— START —

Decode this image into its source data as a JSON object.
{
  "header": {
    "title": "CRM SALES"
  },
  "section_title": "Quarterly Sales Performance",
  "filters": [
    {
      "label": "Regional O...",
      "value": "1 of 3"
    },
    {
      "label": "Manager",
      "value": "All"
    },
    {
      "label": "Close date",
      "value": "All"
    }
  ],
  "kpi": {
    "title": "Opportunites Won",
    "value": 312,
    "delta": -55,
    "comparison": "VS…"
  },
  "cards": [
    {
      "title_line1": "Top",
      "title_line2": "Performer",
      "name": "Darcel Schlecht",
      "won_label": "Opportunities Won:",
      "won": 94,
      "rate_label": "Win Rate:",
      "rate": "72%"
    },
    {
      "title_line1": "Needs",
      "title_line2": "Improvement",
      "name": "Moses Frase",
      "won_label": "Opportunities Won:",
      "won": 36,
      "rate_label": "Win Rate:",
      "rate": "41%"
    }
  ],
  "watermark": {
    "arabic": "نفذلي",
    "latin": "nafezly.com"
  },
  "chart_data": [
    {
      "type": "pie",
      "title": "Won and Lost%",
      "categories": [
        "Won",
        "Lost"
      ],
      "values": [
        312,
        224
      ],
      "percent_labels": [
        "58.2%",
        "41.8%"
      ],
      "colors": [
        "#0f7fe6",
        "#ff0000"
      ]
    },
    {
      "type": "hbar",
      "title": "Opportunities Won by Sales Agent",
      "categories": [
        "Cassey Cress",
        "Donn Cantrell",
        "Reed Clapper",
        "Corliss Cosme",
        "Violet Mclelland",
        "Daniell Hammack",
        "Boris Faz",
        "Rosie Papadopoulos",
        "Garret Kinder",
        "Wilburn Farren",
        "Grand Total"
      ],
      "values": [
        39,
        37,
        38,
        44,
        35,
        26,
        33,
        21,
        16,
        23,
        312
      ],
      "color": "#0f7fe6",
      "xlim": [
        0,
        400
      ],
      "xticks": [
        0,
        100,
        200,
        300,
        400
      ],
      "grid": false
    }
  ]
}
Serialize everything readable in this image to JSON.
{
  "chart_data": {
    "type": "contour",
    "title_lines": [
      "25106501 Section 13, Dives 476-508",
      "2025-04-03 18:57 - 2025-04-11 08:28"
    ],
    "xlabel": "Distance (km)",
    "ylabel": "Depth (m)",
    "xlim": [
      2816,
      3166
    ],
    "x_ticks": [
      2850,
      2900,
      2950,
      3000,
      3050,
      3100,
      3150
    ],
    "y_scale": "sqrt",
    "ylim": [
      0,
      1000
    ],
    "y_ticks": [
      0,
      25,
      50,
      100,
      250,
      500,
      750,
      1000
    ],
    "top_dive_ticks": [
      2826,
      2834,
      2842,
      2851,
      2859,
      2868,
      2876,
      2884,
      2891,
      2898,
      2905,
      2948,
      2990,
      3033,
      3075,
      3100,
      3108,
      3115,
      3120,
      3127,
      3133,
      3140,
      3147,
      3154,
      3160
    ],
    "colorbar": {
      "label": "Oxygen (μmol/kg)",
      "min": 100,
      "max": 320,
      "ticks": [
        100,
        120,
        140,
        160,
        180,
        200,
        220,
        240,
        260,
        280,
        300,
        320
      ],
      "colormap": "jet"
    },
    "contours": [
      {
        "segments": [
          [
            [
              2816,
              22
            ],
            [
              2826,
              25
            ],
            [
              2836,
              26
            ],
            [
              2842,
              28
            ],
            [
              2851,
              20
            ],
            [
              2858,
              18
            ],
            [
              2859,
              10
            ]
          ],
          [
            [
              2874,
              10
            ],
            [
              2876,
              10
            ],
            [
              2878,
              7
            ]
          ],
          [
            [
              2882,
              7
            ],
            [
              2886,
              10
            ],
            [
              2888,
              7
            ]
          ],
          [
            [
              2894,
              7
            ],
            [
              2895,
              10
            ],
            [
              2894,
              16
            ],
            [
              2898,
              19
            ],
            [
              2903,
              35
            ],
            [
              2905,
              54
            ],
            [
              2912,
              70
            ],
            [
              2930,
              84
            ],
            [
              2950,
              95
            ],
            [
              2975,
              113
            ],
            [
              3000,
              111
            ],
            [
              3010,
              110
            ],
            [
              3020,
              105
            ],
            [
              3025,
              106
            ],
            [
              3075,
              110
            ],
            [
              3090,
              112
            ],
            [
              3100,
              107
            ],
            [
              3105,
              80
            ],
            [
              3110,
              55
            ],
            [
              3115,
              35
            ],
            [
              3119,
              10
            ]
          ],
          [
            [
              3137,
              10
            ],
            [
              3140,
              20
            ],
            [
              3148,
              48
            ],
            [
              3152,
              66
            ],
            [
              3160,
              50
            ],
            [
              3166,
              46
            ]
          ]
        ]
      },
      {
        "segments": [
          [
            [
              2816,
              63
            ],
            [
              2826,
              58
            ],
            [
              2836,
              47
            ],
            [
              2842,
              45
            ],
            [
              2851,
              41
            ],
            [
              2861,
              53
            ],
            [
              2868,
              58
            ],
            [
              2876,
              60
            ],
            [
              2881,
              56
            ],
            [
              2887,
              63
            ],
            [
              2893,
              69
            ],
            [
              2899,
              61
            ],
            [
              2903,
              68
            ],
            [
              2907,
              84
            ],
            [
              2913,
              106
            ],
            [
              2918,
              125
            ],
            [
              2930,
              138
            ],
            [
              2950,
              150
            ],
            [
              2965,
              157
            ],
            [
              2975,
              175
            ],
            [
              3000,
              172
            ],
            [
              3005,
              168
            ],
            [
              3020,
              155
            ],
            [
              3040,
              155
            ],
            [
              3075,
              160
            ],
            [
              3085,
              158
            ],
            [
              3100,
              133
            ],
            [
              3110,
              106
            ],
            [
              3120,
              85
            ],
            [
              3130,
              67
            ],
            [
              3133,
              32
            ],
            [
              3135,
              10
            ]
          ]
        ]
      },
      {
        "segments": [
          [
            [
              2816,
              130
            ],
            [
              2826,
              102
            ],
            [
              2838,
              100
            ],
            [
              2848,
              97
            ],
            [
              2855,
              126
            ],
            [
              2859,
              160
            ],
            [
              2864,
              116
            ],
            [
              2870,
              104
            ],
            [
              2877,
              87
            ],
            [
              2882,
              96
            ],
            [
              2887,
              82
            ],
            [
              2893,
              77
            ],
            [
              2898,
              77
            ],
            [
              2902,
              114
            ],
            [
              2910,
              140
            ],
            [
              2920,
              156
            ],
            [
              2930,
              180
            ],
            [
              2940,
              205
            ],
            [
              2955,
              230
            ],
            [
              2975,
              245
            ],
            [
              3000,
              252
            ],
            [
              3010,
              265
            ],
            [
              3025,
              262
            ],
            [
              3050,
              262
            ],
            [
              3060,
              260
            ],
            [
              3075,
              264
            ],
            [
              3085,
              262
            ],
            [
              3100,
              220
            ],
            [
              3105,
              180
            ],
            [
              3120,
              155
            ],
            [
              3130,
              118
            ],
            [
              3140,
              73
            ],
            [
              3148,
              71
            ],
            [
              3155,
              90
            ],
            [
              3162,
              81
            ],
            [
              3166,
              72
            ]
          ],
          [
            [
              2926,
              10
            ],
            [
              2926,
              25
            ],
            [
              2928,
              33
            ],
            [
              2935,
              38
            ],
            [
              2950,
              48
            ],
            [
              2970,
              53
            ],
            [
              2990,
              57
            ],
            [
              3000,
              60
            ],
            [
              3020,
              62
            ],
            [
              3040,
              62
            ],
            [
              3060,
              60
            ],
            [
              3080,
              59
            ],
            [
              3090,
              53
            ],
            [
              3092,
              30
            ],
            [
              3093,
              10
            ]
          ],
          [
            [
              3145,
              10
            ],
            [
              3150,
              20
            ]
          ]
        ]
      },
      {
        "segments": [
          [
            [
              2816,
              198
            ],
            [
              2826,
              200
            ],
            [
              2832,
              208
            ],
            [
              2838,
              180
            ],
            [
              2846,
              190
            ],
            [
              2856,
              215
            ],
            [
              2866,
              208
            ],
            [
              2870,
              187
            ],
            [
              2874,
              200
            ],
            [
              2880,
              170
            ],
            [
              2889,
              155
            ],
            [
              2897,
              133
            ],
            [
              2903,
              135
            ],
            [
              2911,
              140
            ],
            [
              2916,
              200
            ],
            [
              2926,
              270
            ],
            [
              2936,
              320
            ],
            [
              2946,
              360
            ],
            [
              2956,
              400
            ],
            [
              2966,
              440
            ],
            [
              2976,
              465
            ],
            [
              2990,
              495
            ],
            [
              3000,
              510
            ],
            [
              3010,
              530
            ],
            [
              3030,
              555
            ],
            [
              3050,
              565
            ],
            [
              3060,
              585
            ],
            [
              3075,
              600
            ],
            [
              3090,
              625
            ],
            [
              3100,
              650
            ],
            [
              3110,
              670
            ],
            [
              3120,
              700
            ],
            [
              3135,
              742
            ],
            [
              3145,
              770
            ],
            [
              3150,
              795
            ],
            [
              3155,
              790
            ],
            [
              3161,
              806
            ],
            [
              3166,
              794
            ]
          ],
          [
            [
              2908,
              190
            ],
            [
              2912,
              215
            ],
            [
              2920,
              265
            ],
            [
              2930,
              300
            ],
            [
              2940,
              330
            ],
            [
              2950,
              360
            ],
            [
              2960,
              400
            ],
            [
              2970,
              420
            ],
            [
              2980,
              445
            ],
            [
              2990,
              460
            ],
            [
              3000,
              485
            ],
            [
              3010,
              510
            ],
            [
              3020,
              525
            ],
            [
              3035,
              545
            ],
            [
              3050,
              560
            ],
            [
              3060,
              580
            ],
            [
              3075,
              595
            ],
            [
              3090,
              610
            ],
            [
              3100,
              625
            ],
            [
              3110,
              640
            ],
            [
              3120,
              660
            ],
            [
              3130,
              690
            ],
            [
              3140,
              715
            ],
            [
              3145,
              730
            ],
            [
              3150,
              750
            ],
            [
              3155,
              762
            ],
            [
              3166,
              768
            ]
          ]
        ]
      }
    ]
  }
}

— END —

Gather each line holding the string "name".

      "name": "Darcel Schlecht",
      "name": "Moses Frase",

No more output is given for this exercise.